Aim:
Find the lines that contain the word "text" and copy each one.

— BEGIN Given data —

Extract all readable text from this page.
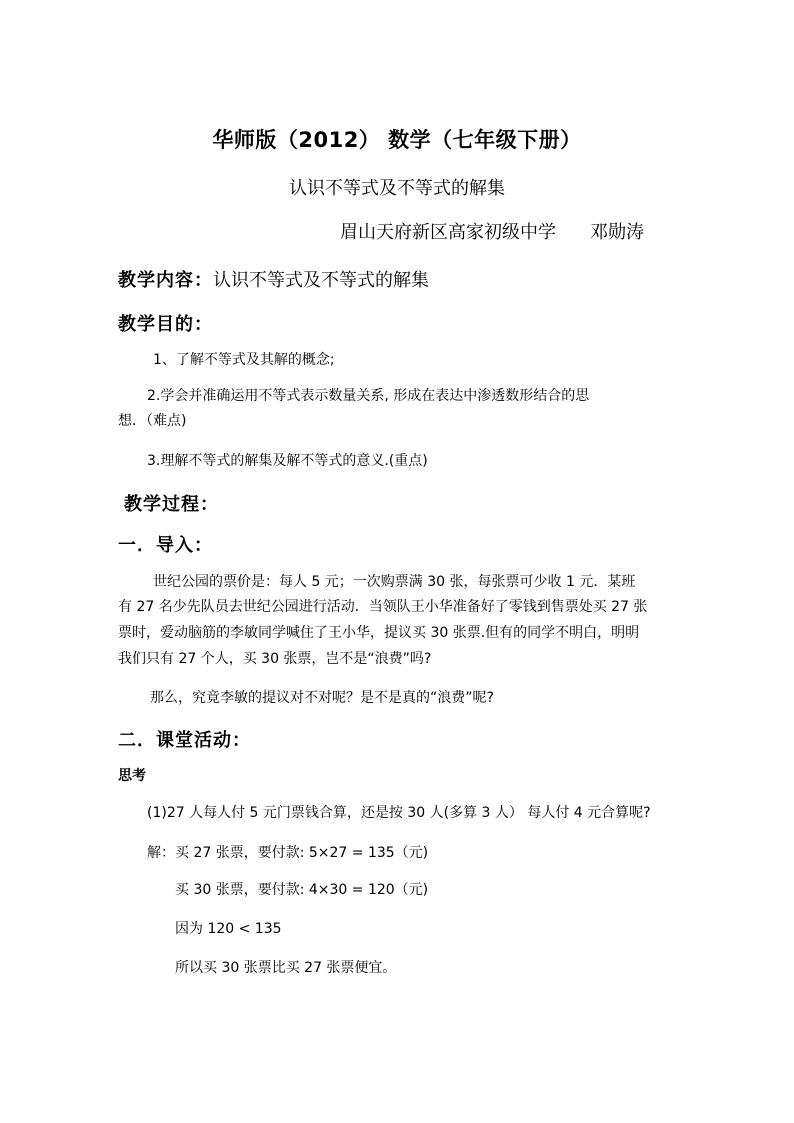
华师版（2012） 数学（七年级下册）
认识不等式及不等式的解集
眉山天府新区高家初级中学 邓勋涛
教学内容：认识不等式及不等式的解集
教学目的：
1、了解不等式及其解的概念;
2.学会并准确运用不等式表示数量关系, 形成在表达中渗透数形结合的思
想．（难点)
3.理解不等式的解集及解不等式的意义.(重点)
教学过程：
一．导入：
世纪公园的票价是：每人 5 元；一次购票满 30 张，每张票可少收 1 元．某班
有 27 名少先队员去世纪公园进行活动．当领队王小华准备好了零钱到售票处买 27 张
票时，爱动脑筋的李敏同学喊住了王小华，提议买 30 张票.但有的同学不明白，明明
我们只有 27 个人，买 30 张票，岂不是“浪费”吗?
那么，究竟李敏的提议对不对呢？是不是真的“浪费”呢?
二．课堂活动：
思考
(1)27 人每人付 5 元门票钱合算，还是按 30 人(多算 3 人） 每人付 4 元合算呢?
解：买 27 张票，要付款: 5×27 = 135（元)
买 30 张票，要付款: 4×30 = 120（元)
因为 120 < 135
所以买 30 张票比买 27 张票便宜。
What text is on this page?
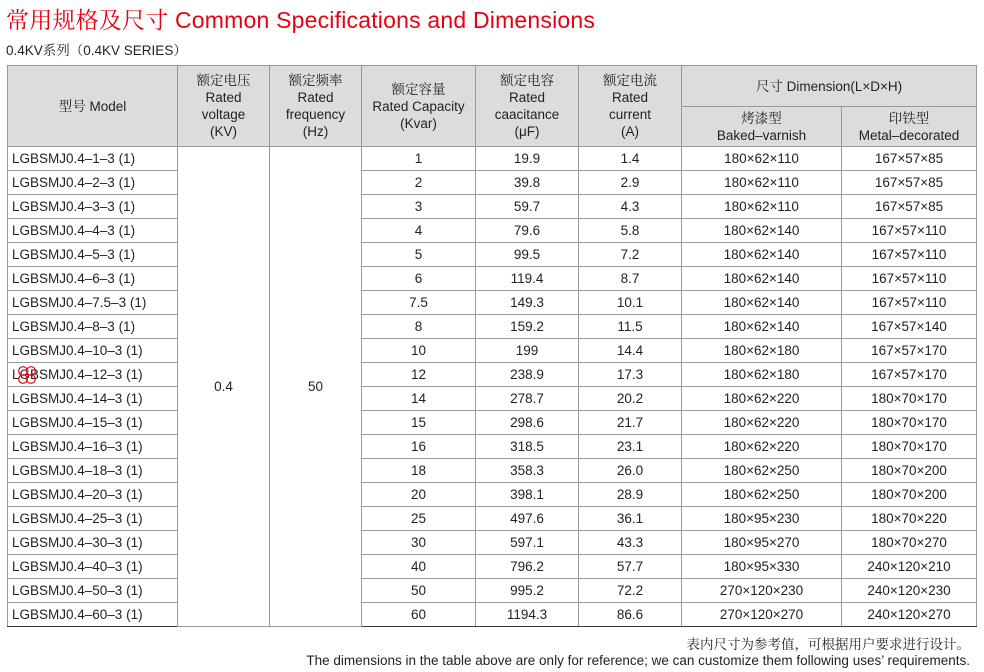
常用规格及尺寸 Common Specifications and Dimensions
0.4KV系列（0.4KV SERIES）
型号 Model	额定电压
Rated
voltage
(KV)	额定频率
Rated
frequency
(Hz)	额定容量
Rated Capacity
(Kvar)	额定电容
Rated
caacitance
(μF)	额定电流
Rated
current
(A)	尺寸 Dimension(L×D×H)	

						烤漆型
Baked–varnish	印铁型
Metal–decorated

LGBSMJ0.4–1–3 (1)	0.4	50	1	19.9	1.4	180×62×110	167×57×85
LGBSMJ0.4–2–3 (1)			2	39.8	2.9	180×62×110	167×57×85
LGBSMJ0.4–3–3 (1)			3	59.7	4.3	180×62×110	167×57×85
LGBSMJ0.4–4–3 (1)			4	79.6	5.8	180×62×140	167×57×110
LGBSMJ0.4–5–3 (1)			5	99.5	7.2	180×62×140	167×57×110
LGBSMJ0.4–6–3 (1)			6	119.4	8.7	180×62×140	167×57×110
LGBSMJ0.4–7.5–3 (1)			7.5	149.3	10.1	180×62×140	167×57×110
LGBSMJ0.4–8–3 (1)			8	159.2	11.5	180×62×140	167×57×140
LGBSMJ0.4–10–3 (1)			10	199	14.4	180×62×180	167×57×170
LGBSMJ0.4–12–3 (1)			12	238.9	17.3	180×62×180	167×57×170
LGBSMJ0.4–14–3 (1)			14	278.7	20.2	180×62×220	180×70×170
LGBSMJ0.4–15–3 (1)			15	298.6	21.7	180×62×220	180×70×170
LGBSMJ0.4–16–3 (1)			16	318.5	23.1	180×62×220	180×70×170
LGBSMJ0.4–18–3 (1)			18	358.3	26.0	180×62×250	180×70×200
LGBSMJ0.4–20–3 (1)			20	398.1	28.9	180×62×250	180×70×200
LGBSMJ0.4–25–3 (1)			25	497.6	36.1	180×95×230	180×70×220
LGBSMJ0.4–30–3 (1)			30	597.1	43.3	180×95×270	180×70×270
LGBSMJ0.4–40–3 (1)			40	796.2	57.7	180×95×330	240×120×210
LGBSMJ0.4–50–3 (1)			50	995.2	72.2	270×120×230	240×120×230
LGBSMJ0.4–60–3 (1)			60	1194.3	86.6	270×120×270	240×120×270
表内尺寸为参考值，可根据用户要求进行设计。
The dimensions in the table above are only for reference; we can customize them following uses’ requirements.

— END Given data —

Exercise response:
Extract all readable text from this page.
What text is on this page?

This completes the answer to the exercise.